An exact copy of all the data is required, with pictures left out.

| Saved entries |
-*-

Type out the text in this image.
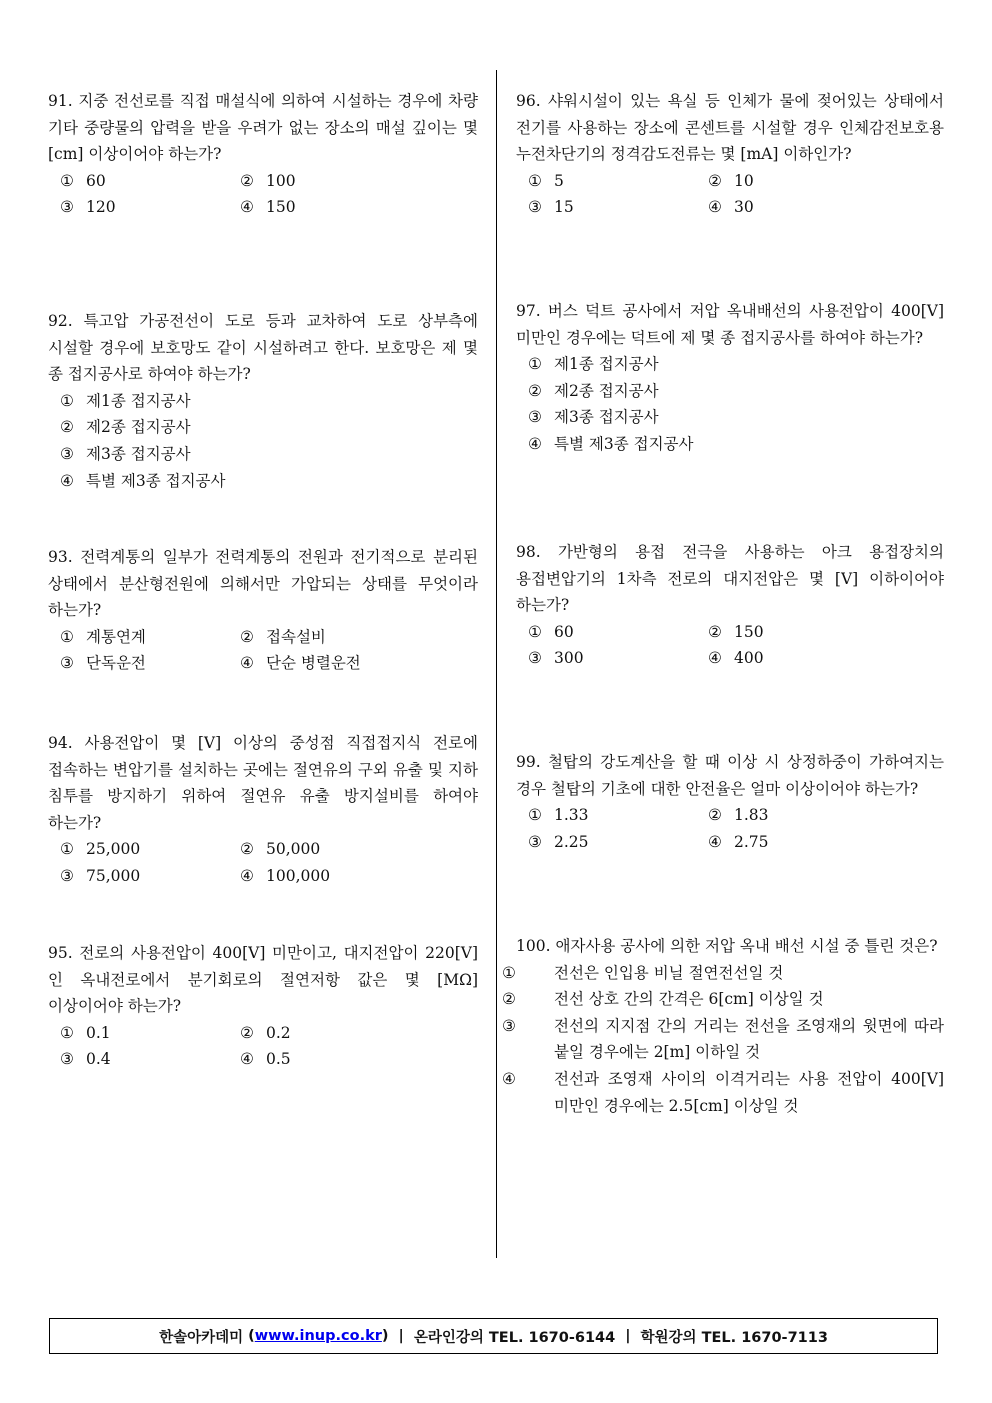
91. 지중 전선로를 직접 매설식에 의하여 시설하는 경우에 차량 기타 중량물의 압력을 받을 우려가 없는 장소의 매설 깊이는 몇 [cm] 이상이어야 하는가?
① 60	② 100
③ 120	④ 150
92. 특고압 가공전선이 도로 등과 교차하여 도로 상부측에 시설할 경우에 보호망도 같이 시설하려고 한다. 보호망은 제 몇 종 접지공사로 하여야 하는가?
① 제1종 접지공사
② 제2종 접지공사
③ 제3종 접지공사
④ 특별 제3종 접지공사
93. 전력계통의 일부가 전력계통의 전원과 전기적으로 분리된 상태에서 분산형전원에 의해서만 가압되는 상태를 무엇이라 하는가?
① 계통연계	② 접속설비
③ 단독운전	④ 단순 병렬운전
94. 사용전압이 몇 [V] 이상의 중성점 직접접지식 전로에 접속하는 변압기를 설치하는 곳에는 절연유의 구외 유출 및 지하 침투를 방지하기 위하여 절연유 유출 방지설비를 하여야 하는가?
① 25,000	② 50,000
③ 75,000	④ 100,000
95. 전로의 사용전압이 400[V] 미만이고, 대지전압이 220[V]인 옥내전로에서 분기회로의 절연저항 값은 몇 [MΩ] 이상이어야 하는가?
① 0.1	② 0.2
③ 0.4	④ 0.5
96. 샤워시설이 있는 욕실 등 인체가 물에 젖어있는 상태에서 전기를 사용하는 장소에 콘센트를 시설할 경우 인체감전보호용 누전차단기의 정격감도전류는 몇 [mA] 이하인가?
① 5	② 10
③ 15	④ 30
97. 버스 덕트 공사에서 저압 옥내배선의 사용전압이 400[V] 미만인 경우에는 덕트에 제 몇 종 접지공사를 하여야 하는가?
① 제1종 접지공사
② 제2종 접지공사
③ 제3종 접지공사
④ 특별 제3종 접지공사
98. 가반형의 용접 전극을 사용하는 아크 용접장치의 용접변압기의 1차측 전로의 대지전압은 몇 [V] 이하이어야 하는가?
① 60	② 150
③ 300	④ 400
99. 철탑의 강도계산을 할 때 이상 시 상정하중이 가하여지는 경우 철탑의 기초에 대한 안전율은 얼마 이상이어야 하는가?
① 1.33	② 1.83
③ 2.25	④ 2.75
100. 애자사용 공사에 의한 저압 옥내 배선 시설 중 틀린 것은?
① 전선은 인입용 비닐 절연전선일 것
② 전선 상호 간의 간격은 6[cm] 이상일 것
③ 전선의 지지점 간의 거리는 전선을 조영재의 윗면에 따라 붙일 경우에는 2[m] 이하일 것
④ 전선과 조영재 사이의 이격거리는 사용 전압이 400[V] 미만인 경우에는 2.5[cm] 이상일 것
한솔아카데미 ( www.inup.co.kr ) | 온라인강의 TEL. 1670-6144 | 학원강의 TEL. 1670-7113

-*-

| Response to the task |
Type out the text in this image.
91. 지중 전선로를 직접 매설식에 의하여 시설하는 경우에 차량 기타 중량물의 압력을 받을 우려가 없는 장소의 매설 깊이는 몇 [cm] 이상이어야 하는가?
① 60	② 100
③ 120	④ 150
92. 특고압 가공전선이 도로 등과 교차하여 도로 상부측에 시설할 경우에 보호망도 같이 시설하려고 한다. 보호망은 제 몇 종 접지공사로 하여야 하는가?
① 제1종 접지공사
② 제2종 접지공사
③ 제3종 접지공사
④ 특별 제3종 접지공사
93. 전력계통의 일부가 전력계통의 전원과 전기적으로 분리된 상태에서 분산형전원에 의해서만 가압되는 상태를 무엇이라 하는가?
① 계통연계	② 접속설비
③ 단독운전	④ 단순 병렬운전
94. 사용전압이 몇 [V] 이상의 중성점 직접접지식 전로에 접속하는 변압기를 설치하는 곳에는 절연유의 구외 유출 및 지하 침투를 방지하기 위하여 절연유 유출 방지설비를 하여야 하는가?
① 25,000	② 50,000
③ 75,000	④ 100,000
95. 전로의 사용전압이 400[V] 미만이고, 대지전압이 220[V]인 옥내전로에서 분기회로의 절연저항 값은 몇 [MΩ] 이상이어야 하는가?
① 0.1	② 0.2
③ 0.4	④ 0.5
96. 샤워시설이 있는 욕실 등 인체가 물에 젖어있는 상태에서 전기를 사용하는 장소에 콘센트를 시설할 경우 인체감전보호용 누전차단기의 정격감도전류는 몇 [mA] 이하인가?
① 5	② 10
③ 15	④ 30
97. 버스 덕트 공사에서 저압 옥내배선의 사용전압이 400[V] 미만인 경우에는 덕트에 제 몇 종 접지공사를 하여야 하는가?
① 제1종 접지공사
② 제2종 접지공사
③ 제3종 접지공사
④ 특별 제3종 접지공사
98. 가반형의 용접 전극을 사용하는 아크 용접장치의 용접변압기의 1차측 전로의 대지전압은 몇 [V] 이하이어야 하는가?
① 60	② 150
③ 300	④ 400
99. 철탑의 강도계산을 할 때 이상 시 상정하중이 가하여지는 경우 철탑의 기초에 대한 안전율은 얼마 이상이어야 하는가?
① 1.33	② 1.83
③ 2.25	④ 2.75
100. 애자사용 공사에 의한 저압 옥내 배선 시설 중 틀린 것은?
① 전선은 인입용 비닐 절연전선일 것
② 전선 상호 간의 간격은 6[cm] 이상일 것
③ 전선의 지지점 간의 거리는 전선을 조영재의 윗면에 따라 붙일 경우에는 2[m] 이하일 것
④ 전선과 조영재 사이의 이격거리는 사용 전압이 400[V] 미만인 경우에는 2.5[cm] 이상일 것
한솔아카데미 ( www.inup.co.kr ) | 온라인강의 TEL. 1670-6144 | 학원강의 TEL. 1670-7113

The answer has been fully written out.